* [OBJECTIVE]:
Quote the listing below in its entirety, omitting every image.

## BEGIN DATASET RECORDS

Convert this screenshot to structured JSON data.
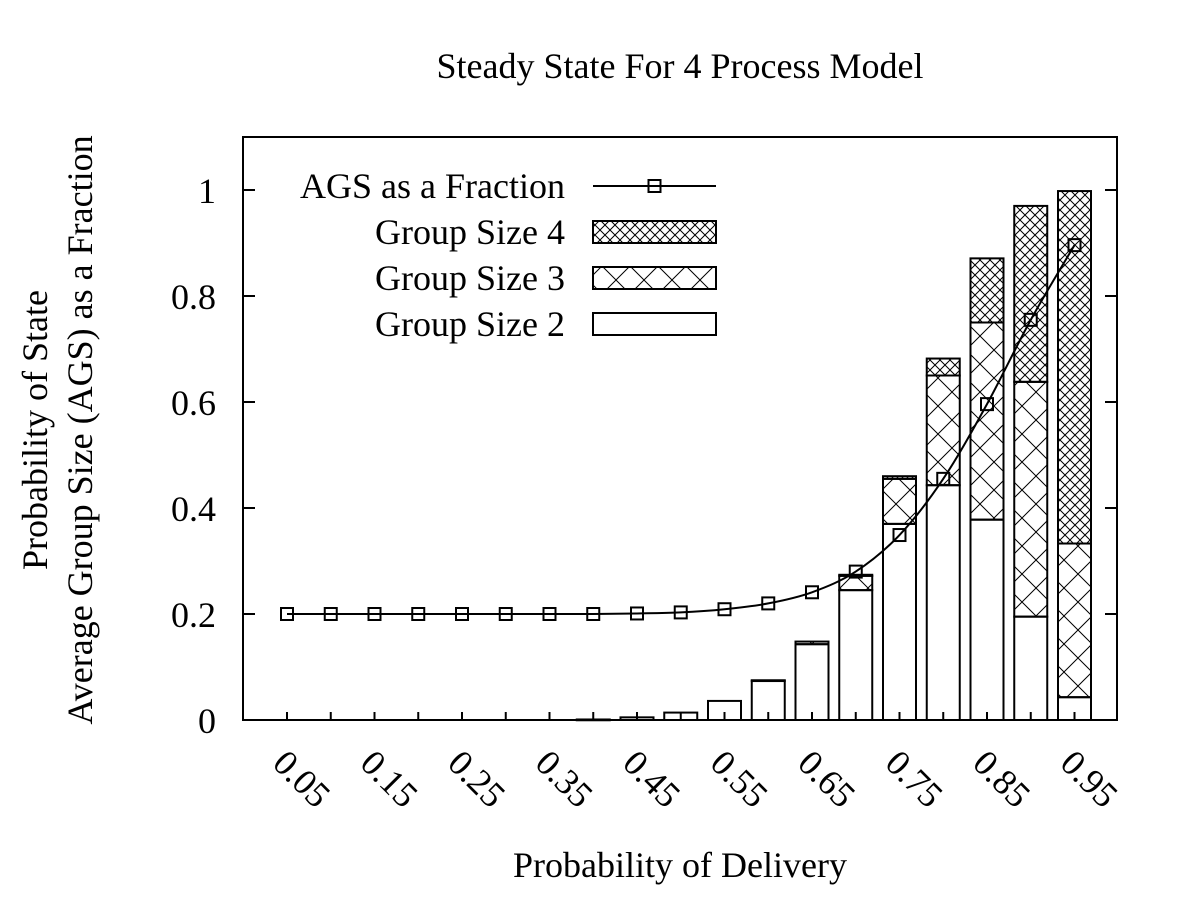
{
  "chart_data": {
    "type": "bar",
    "title": "Steady State For 4 Process Model",
    "xlabel": "Probability of Delivery",
    "ylabel_line1": "Probability of State",
    "ylabel_line2": "Average Group Size (AGS) as a Fraction",
    "ylim": [
      0,
      1.1
    ],
    "yticks": [
      "0",
      "0.2",
      "0.4",
      "0.6",
      "0.8",
      "1"
    ],
    "grid": false,
    "legend_position": "top-left",
    "categories": [
      "0.05",
      "0.1",
      "0.15",
      "0.2",
      "0.25",
      "0.3",
      "0.35",
      "0.4",
      "0.45",
      "0.5",
      "0.55",
      "0.6",
      "0.65",
      "0.7",
      "0.75",
      "0.8",
      "0.85",
      "0.9",
      "0.95"
    ],
    "x_tick_labels": [
      "0.05",
      "0.15",
      "0.25",
      "0.35",
      "0.45",
      "0.55",
      "0.65",
      "0.75",
      "0.85",
      "0.95"
    ],
    "stacked_series": [
      {
        "name": "Group Size 2",
        "pattern": "none",
        "values": [
          0,
          0,
          0,
          0,
          0,
          0,
          0,
          0.001,
          0.005,
          0.014,
          0.036,
          0.074,
          0.143,
          0.245,
          0.37,
          0.443,
          0.378,
          0.195,
          0.043
        ]
      },
      {
        "name": "Group Size 3",
        "pattern": "cross",
        "values": [
          0,
          0,
          0,
          0,
          0,
          0,
          0,
          0,
          0,
          0,
          0,
          0.001,
          0.005,
          0.027,
          0.085,
          0.207,
          0.372,
          0.443,
          0.29
        ]
      },
      {
        "name": "Group Size 4",
        "pattern": "dense-cross",
        "values": [
          0,
          0,
          0,
          0,
          0,
          0,
          0,
          0,
          0,
          0,
          0,
          0,
          0,
          0.002,
          0.005,
          0.032,
          0.121,
          0.332,
          0.665
        ]
      }
    ],
    "line_series": {
      "name": "AGS as a Fraction",
      "marker": "square",
      "values": [
        0.2,
        0.2,
        0.2,
        0.2,
        0.2,
        0.2,
        0.2,
        0.2,
        0.201,
        0.203,
        0.209,
        0.22,
        0.241,
        0.28,
        0.349,
        0.455,
        0.596,
        0.755,
        0.896
      ]
    },
    "legend": [
      "AGS as a Fraction",
      "Group Size 4",
      "Group Size 3",
      "Group Size 2"
    ],
    "colors": {
      "axis": "#000000",
      "bar_fill": "#ffffff",
      "line": "#000000"
    }
  }
}
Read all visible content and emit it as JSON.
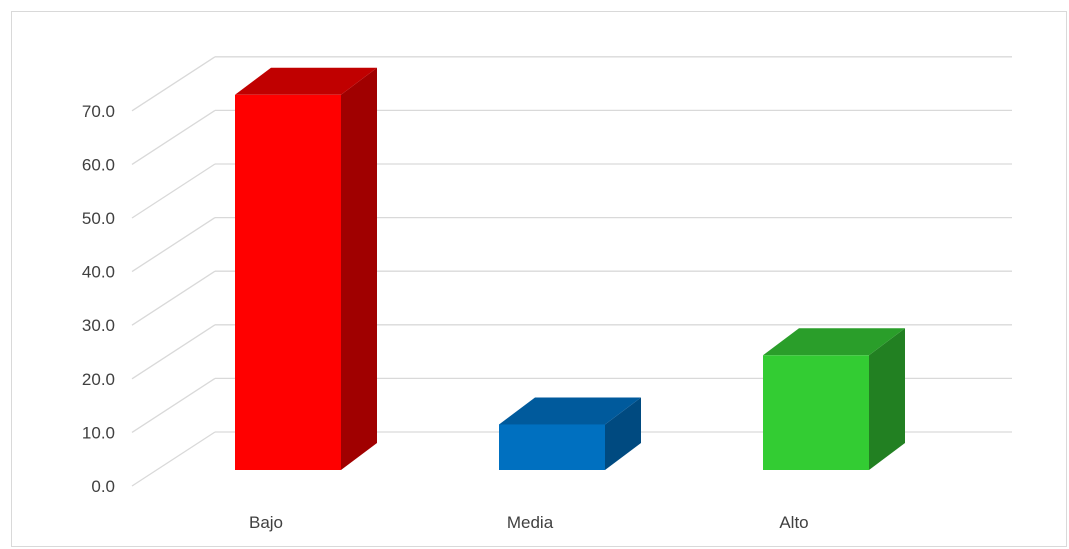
{
  "chart_data": {
    "type": "bar",
    "style": "3d-column",
    "categories": [
      "Bajo",
      "Media",
      "Alto"
    ],
    "values": [
      70.0,
      8.5,
      21.4
    ],
    "colors": [
      "#ff0000",
      "#0070c0",
      "#33cc33"
    ],
    "side_colors": [
      "#a00000",
      "#004a80",
      "#228022"
    ],
    "top_colors": [
      "#c00000",
      "#005a9c",
      "#2a9e2a"
    ],
    "ylim": [
      0,
      70
    ],
    "yticks": [
      "0.0",
      "10.0",
      "20.0",
      "30.0",
      "40.0",
      "50.0",
      "60.0",
      "70.0"
    ],
    "grid": true,
    "legend": "none"
  }
}
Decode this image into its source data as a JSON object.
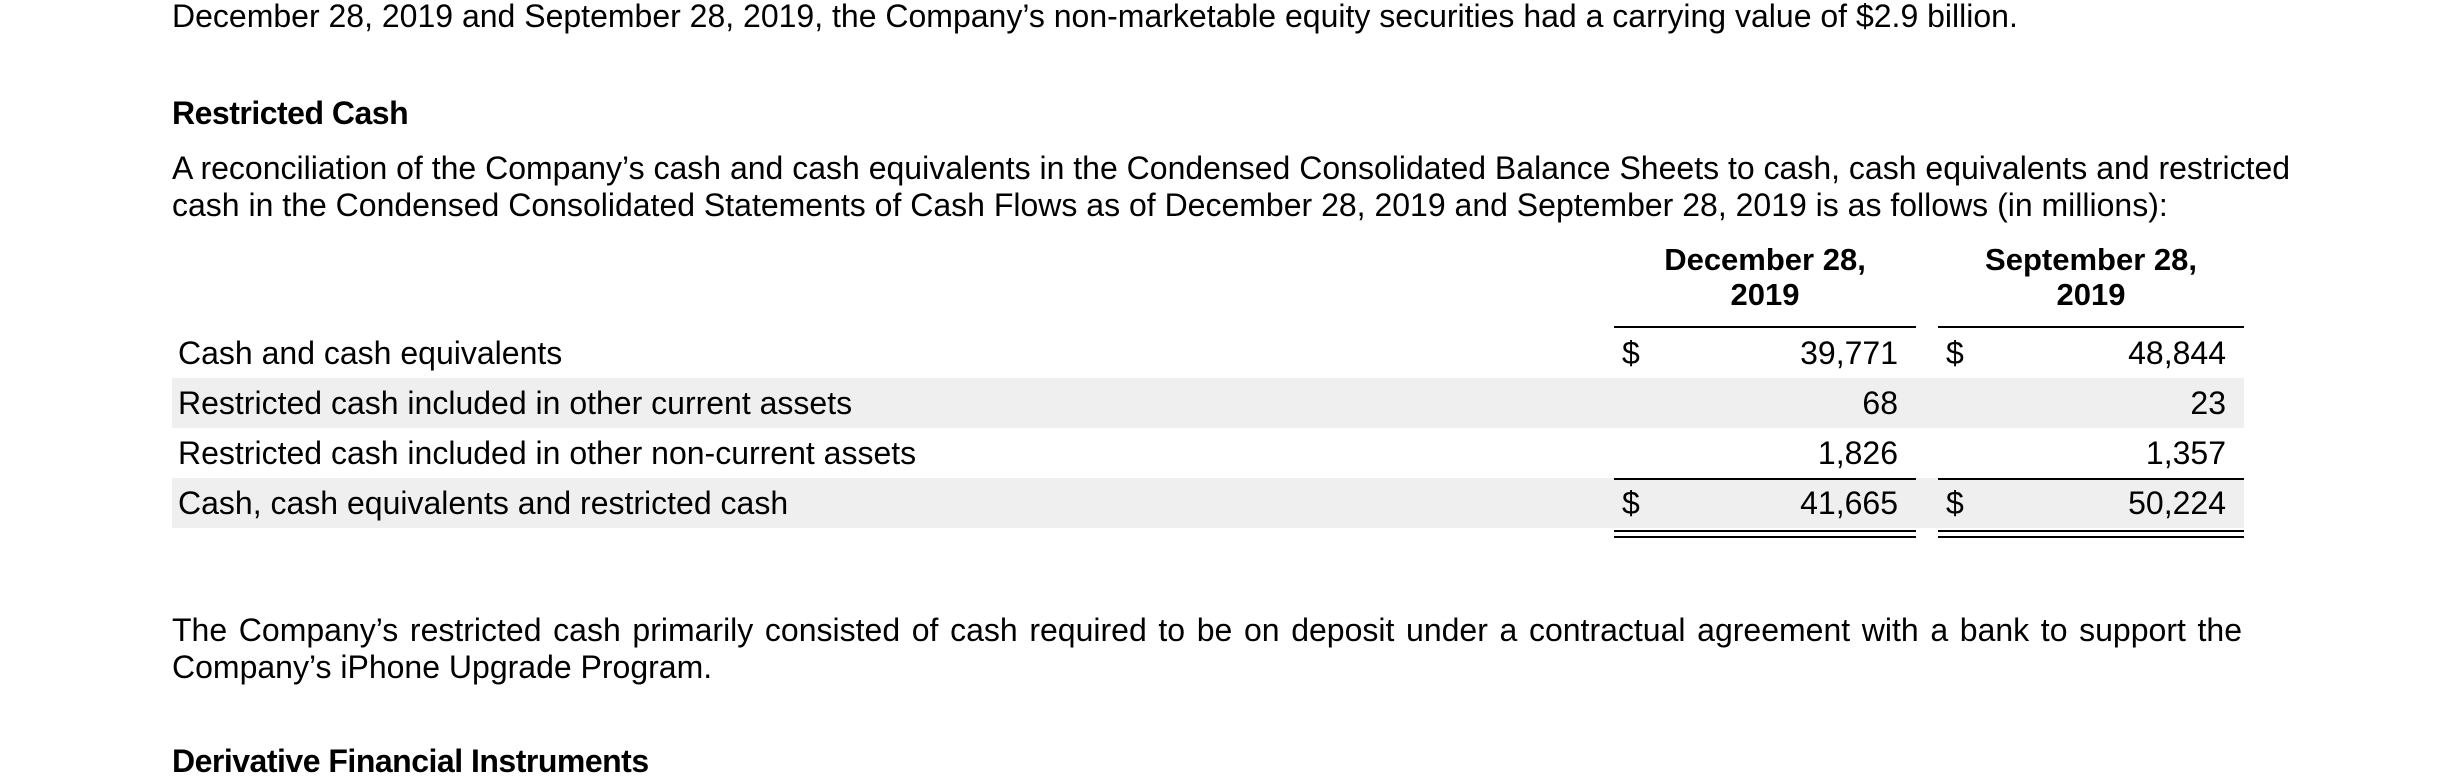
{
  "top_line": "December 28, 2019 and September 28, 2019, the Company’s non-marketable equity securities had a carrying value of $2.9 billion.",
  "section_heading": "Restricted Cash",
  "intro_paragraph": {
    "line1": "A reconciliation of the Company’s cash and cash equivalents in the Condensed Consolidated Balance Sheets to cash, cash equivalents and restricted",
    "line2": "cash in the Condensed Consolidated Statements of Cash Flows as of December 28, 2019 and September 28, 2019 is as follows (in millions):"
  },
  "table": {
    "columns": [
      {
        "line1": "December 28,",
        "line2": "2019"
      },
      {
        "line1": "September 28,",
        "line2": "2019"
      }
    ],
    "rows": [
      {
        "label": "Cash and cash equivalents",
        "cur1": "$",
        "val1": "39,771",
        "cur2": "$",
        "val2": "48,844"
      },
      {
        "label": "Restricted cash included in other current assets",
        "cur1": "",
        "val1": "68",
        "cur2": "",
        "val2": "23"
      },
      {
        "label": "Restricted cash included in other non-current assets",
        "cur1": "",
        "val1": "1,826",
        "cur2": "",
        "val2": "1,357"
      },
      {
        "label": "Cash, cash equivalents and restricted cash",
        "cur1": "$",
        "val1": "41,665",
        "cur2": "$",
        "val2": "50,224"
      }
    ]
  },
  "closing_paragraph": {
    "line1": "The Company’s restricted cash primarily consisted of cash required to be on deposit under a contractual agreement with a bank to support the",
    "line2": "Company’s iPhone Upgrade Program."
  },
  "next_heading": "Derivative Financial Instruments"
}
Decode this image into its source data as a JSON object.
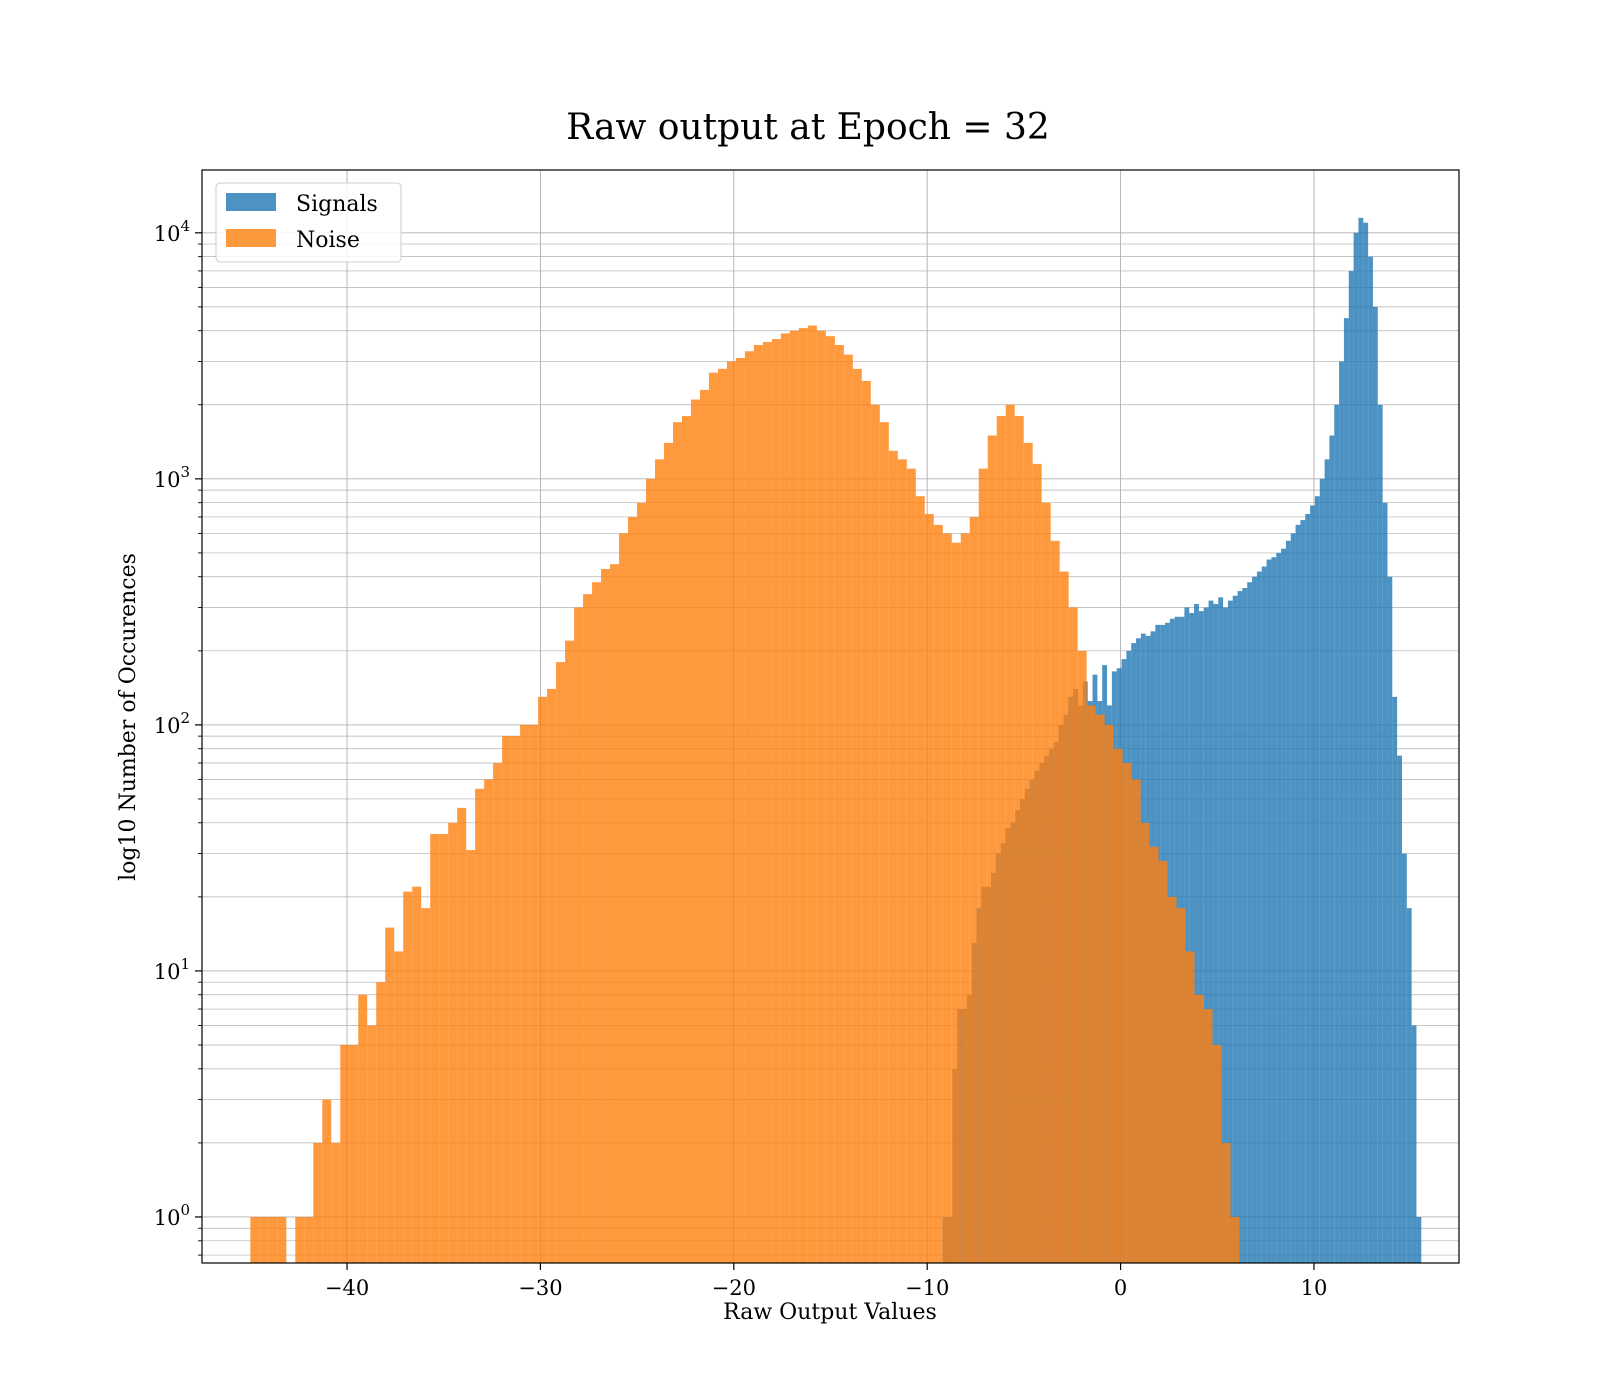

## END DATASET RECORDS

* [EXERCISE SOLUTION]:
Convert this screenshot to structured JSON data.
{
  "chart_data": {
    "type": "bar",
    "title": "Steady State For 4 Process Model",
    "xlabel": "Probability of Delivery",
    "ylabel_line1": "Probability of State",
    "ylabel_line2": "Average Group Size (AGS) as a Fraction",
    "ylim": [
      0,
      1.1
    ],
    "yticks": [
      "0",
      "0.2",
      "0.4",
      "0.6",
      "0.8",
      "1"
    ],
    "grid": false,
    "legend_position": "top-left",
    "categories": [
      "0.05",
      "0.1",
      "0.15",
      "0.2",
      "0.25",
      "0.3",
      "0.35",
      "0.4",
      "0.45",
      "0.5",
      "0.55",
      "0.6",
      "0.65",
      "0.7",
      "0.75",
      "0.8",
      "0.85",
      "0.9",
      "0.95"
    ],
    "x_tick_labels": [
      "0.05",
      "0.15",
      "0.25",
      "0.35",
      "0.45",
      "0.55",
      "0.65",
      "0.75",
      "0.85",
      "0.95"
    ],
    "stacked_series": [
      {
        "name": "Group Size 2",
        "pattern": "none",
        "values": [
          0,
          0,
          0,
          0,
          0,
          0,
          0,
          0.001,
          0.005,
          0.014,
          0.036,
          0.074,
          0.143,
          0.245,
          0.37,
          0.443,
          0.378,
          0.195,
          0.043
        ]
      },
      {
        "name": "Group Size 3",
        "pattern": "cross",
        "values": [
          0,
          0,
          0,
          0,
          0,
          0,
          0,
          0,
          0,
          0,
          0,
          0.001,
          0.005,
          0.027,
          0.085,
          0.207,
          0.372,
          0.443,
          0.29
        ]
      },
      {
        "name": "Group Size 4",
        "pattern": "dense-cross",
        "values": [
          0,
          0,
          0,
          0,
          0,
          0,
          0,
          0,
          0,
          0,
          0,
          0,
          0,
          0.002,
          0.005,
          0.032,
          0.121,
          0.332,
          0.665
        ]
      }
    ],
    "line_series": {
      "name": "AGS as a Fraction",
      "marker": "square",
      "values": [
        0.2,
        0.2,
        0.2,
        0.2,
        0.2,
        0.2,
        0.2,
        0.2,
        0.201,
        0.203,
        0.209,
        0.22,
        0.241,
        0.28,
        0.349,
        0.455,
        0.596,
        0.755,
        0.896
      ]
    },
    "legend": [
      "AGS as a Fraction",
      "Group Size 4",
      "Group Size 3",
      "Group Size 2"
    ],
    "colors": {
      "axis": "#000000",
      "bar_fill": "#ffffff",
      "line": "#000000"
    }
  }
}
Read all visible content and emit it as JSON.
{
  "chart_data": {
    "type": "bar",
    "style": "3d-column",
    "categories": [
      "Bajo",
      "Media",
      "Alto"
    ],
    "values": [
      70.0,
      8.5,
      21.4
    ],
    "colors": [
      "#ff0000",
      "#0070c0",
      "#33cc33"
    ],
    "side_colors": [
      "#a00000",
      "#004a80",
      "#228022"
    ],
    "top_colors": [
      "#c00000",
      "#005a9c",
      "#2a9e2a"
    ],
    "ylim": [
      0,
      70
    ],
    "yticks": [
      "0.0",
      "10.0",
      "20.0",
      "30.0",
      "40.0",
      "50.0",
      "60.0",
      "70.0"
    ],
    "grid": true,
    "legend": "none"
  }
}
Decode this image into its source data as a JSON object.
{
  "top_line": "December 28, 2019 and September 28, 2019, the Company’s non-marketable equity securities had a carrying value of $2.9 billion.",
  "section_heading": "Restricted Cash",
  "intro_paragraph": {
    "line1": "A reconciliation of the Company’s cash and cash equivalents in the Condensed Consolidated Balance Sheets to cash, cash equivalents and restricted",
    "line2": "cash in the Condensed Consolidated Statements of Cash Flows as of December 28, 2019 and September 28, 2019 is as follows (in millions):"
  },
  "table": {
    "columns": [
      {
        "line1": "December 28,",
        "line2": "2019"
      },
      {
        "line1": "September 28,",
        "line2": "2019"
      }
    ],
    "rows": [
      {
        "label": "Cash and cash equivalents",
        "cur1": "$",
        "val1": "39,771",
        "cur2": "$",
        "val2": "48,844"
      },
      {
        "label": "Restricted cash included in other current assets",
        "cur1": "",
        "val1": "68",
        "cur2": "",
        "val2": "23"
      },
      {
        "label": "Restricted cash included in other non-current assets",
        "cur1": "",
        "val1": "1,826",
        "cur2": "",
        "val2": "1,357"
      },
      {
        "label": "Cash, cash equivalents and restricted cash",
        "cur1": "$",
        "val1": "41,665",
        "cur2": "$",
        "val2": "50,224"
      }
    ]
  },
  "closing_paragraph": {
    "line1": "The Company’s restricted cash primarily consisted of cash required to be on deposit under a contractual agreement with a bank to support the",
    "line2": "Company’s iPhone Upgrade Program."
  },
  "next_heading": "Derivative Financial Instruments"
}
Decode this image into its source data as a JSON object.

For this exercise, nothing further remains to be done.